To be done: Transcribe the records below exactly as they appear.

Records supplied:
-- Start --

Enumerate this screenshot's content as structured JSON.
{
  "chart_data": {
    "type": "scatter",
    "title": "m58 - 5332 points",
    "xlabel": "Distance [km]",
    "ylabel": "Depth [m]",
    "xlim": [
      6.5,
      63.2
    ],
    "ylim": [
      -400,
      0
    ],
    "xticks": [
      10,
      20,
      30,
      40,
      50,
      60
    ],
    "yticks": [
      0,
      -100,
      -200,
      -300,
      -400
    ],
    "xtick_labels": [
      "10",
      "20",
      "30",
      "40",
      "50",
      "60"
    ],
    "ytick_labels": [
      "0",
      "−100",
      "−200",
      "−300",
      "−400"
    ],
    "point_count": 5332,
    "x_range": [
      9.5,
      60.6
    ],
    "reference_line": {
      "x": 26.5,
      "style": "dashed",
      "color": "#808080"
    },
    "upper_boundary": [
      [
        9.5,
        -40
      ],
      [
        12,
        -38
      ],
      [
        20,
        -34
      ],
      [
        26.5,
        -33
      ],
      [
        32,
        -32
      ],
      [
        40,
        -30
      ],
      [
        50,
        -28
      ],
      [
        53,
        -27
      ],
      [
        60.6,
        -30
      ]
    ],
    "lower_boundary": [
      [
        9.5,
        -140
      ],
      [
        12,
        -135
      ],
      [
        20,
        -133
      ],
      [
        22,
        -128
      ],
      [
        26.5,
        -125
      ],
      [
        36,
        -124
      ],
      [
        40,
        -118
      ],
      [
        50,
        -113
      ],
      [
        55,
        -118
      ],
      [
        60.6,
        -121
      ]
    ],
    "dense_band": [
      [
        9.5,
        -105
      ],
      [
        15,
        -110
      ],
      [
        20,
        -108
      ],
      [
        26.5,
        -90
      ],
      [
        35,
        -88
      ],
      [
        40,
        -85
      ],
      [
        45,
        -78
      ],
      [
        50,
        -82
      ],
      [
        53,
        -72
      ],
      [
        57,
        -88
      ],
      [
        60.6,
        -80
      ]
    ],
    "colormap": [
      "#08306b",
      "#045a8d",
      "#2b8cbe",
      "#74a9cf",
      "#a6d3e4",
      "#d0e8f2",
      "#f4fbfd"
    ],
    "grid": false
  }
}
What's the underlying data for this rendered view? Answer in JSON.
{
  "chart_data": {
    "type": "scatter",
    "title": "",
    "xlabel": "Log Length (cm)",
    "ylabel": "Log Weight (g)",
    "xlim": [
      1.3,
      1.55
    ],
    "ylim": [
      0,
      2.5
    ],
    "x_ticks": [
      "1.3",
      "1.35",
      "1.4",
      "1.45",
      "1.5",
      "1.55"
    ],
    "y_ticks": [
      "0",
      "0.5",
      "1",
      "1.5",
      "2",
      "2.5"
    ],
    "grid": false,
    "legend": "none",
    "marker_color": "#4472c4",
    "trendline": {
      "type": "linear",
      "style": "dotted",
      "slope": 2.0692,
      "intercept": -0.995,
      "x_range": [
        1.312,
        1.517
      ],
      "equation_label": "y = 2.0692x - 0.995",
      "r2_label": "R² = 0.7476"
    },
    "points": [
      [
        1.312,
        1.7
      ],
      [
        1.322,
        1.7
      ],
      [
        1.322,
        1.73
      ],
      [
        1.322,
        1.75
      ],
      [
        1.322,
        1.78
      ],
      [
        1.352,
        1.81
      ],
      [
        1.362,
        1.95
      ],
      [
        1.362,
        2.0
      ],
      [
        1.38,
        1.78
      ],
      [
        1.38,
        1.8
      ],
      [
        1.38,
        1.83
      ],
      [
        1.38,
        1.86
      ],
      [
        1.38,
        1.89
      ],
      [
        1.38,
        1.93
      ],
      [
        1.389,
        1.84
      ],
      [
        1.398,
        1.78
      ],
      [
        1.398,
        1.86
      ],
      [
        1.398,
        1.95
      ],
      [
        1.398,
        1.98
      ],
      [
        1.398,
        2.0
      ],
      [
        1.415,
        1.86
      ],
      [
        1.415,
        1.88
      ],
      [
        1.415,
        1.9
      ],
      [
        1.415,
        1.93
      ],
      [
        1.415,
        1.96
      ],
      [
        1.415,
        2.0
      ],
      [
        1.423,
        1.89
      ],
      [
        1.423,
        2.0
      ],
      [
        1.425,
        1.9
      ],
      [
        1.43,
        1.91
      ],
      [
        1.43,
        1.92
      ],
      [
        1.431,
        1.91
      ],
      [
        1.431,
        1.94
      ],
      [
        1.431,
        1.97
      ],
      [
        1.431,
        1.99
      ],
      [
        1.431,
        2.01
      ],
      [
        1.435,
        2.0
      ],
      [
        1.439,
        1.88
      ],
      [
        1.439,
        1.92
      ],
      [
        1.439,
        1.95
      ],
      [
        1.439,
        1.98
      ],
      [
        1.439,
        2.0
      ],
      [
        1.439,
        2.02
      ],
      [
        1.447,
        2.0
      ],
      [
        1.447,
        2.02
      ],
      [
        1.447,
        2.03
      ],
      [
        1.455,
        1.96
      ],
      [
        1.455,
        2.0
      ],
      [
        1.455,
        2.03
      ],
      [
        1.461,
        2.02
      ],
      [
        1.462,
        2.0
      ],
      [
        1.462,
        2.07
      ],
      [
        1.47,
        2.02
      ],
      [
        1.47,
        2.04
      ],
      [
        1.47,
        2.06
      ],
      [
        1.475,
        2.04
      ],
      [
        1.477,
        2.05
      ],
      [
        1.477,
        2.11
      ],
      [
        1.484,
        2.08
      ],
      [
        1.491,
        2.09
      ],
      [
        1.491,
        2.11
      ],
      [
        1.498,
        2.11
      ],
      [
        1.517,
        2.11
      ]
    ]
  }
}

-- End --

Response to the task:
Enumerate this screenshot's content as structured JSON.
{
  "chart_data": {
    "type": "scatter",
    "title": "m58 - 5332 points",
    "xlabel": "Distance [km]",
    "ylabel": "Depth [m]",
    "xlim": [
      6.5,
      63.2
    ],
    "ylim": [
      -400,
      0
    ],
    "xticks": [
      10,
      20,
      30,
      40,
      50,
      60
    ],
    "yticks": [
      0,
      -100,
      -200,
      -300,
      -400
    ],
    "xtick_labels": [
      "10",
      "20",
      "30",
      "40",
      "50",
      "60"
    ],
    "ytick_labels": [
      "0",
      "−100",
      "−200",
      "−300",
      "−400"
    ],
    "point_count": 5332,
    "x_range": [
      9.5,
      60.6
    ],
    "reference_line": {
      "x": 26.5,
      "style": "dashed",
      "color": "#808080"
    },
    "upper_boundary": [
      [
        9.5,
        -40
      ],
      [
        12,
        -38
      ],
      [
        20,
        -34
      ],
      [
        26.5,
        -33
      ],
      [
        32,
        -32
      ],
      [
        40,
        -30
      ],
      [
        50,
        -28
      ],
      [
        53,
        -27
      ],
      [
        60.6,
        -30
      ]
    ],
    "lower_boundary": [
      [
        9.5,
        -140
      ],
      [
        12,
        -135
      ],
      [
        20,
        -133
      ],
      [
        22,
        -128
      ],
      [
        26.5,
        -125
      ],
      [
        36,
        -124
      ],
      [
        40,
        -118
      ],
      [
        50,
        -113
      ],
      [
        55,
        -118
      ],
      [
        60.6,
        -121
      ]
    ],
    "dense_band": [
      [
        9.5,
        -105
      ],
      [
        15,
        -110
      ],
      [
        20,
        -108
      ],
      [
        26.5,
        -90
      ],
      [
        35,
        -88
      ],
      [
        40,
        -85
      ],
      [
        45,
        -78
      ],
      [
        50,
        -82
      ],
      [
        53,
        -72
      ],
      [
        57,
        -88
      ],
      [
        60.6,
        -80
      ]
    ],
    "colormap": [
      "#08306b",
      "#045a8d",
      "#2b8cbe",
      "#74a9cf",
      "#a6d3e4",
      "#d0e8f2",
      "#f4fbfd"
    ],
    "grid": false
  }
}
What's the underlying data for this rendered view? Answer in JSON.
{
  "chart_data": {
    "type": "scatter",
    "title": "",
    "xlabel": "Log Length (cm)",
    "ylabel": "Log Weight (g)",
    "xlim": [
      1.3,
      1.55
    ],
    "ylim": [
      0,
      2.5
    ],
    "x_ticks": [
      "1.3",
      "1.35",
      "1.4",
      "1.45",
      "1.5",
      "1.55"
    ],
    "y_ticks": [
      "0",
      "0.5",
      "1",
      "1.5",
      "2",
      "2.5"
    ],
    "grid": false,
    "legend": "none",
    "marker_color": "#4472c4",
    "trendline": {
      "type": "linear",
      "style": "dotted",
      "slope": 2.0692,
      "intercept": -0.995,
      "x_range": [
        1.312,
        1.517
      ],
      "equation_label": "y = 2.0692x - 0.995",
      "r2_label": "R² = 0.7476"
    },
    "points": [
      [
        1.312,
        1.7
      ],
      [
        1.322,
        1.7
      ],
      [
        1.322,
        1.73
      ],
      [
        1.322,
        1.75
      ],
      [
        1.322,
        1.78
      ],
      [
        1.352,
        1.81
      ],
      [
        1.362,
        1.95
      ],
      [
        1.362,
        2.0
      ],
      [
        1.38,
        1.78
      ],
      [
        1.38,
        1.8
      ],
      [
        1.38,
        1.83
      ],
      [
        1.38,
        1.86
      ],
      [
        1.38,
        1.89
      ],
      [
        1.38,
        1.93
      ],
      [
        1.389,
        1.84
      ],
      [
        1.398,
        1.78
      ],
      [
        1.398,
        1.86
      ],
      [
        1.398,
        1.95
      ],
      [
        1.398,
        1.98
      ],
      [
        1.398,
        2.0
      ],
      [
        1.415,
        1.86
      ],
      [
        1.415,
        1.88
      ],
      [
        1.415,
        1.9
      ],
      [
        1.415,
        1.93
      ],
      [
        1.415,
        1.96
      ],
      [
        1.415,
        2.0
      ],
      [
        1.423,
        1.89
      ],
      [
        1.423,
        2.0
      ],
      [
        1.425,
        1.9
      ],
      [
        1.43,
        1.91
      ],
      [
        1.43,
        1.92
      ],
      [
        1.431,
        1.91
      ],
      [
        1.431,
        1.94
      ],
      [
        1.431,
        1.97
      ],
      [
        1.431,
        1.99
      ],
      [
        1.431,
        2.01
      ],
      [
        1.435,
        2.0
      ],
      [
        1.439,
        1.88
      ],
      [
        1.439,
        1.92
      ],
      [
        1.439,
        1.95
      ],
      [
        1.439,
        1.98
      ],
      [
        1.439,
        2.0
      ],
      [
        1.439,
        2.02
      ],
      [
        1.447,
        2.0
      ],
      [
        1.447,
        2.02
      ],
      [
        1.447,
        2.03
      ],
      [
        1.455,
        1.96
      ],
      [
        1.455,
        2.0
      ],
      [
        1.455,
        2.03
      ],
      [
        1.461,
        2.02
      ],
      [
        1.462,
        2.0
      ],
      [
        1.462,
        2.07
      ],
      [
        1.47,
        2.02
      ],
      [
        1.47,
        2.04
      ],
      [
        1.47,
        2.06
      ],
      [
        1.475,
        2.04
      ],
      [
        1.477,
        2.05
      ],
      [
        1.477,
        2.11
      ],
      [
        1.484,
        2.08
      ],
      [
        1.491,
        2.09
      ],
      [
        1.491,
        2.11
      ],
      [
        1.498,
        2.11
      ],
      [
        1.517,
        2.11
      ]
    ]
  }
}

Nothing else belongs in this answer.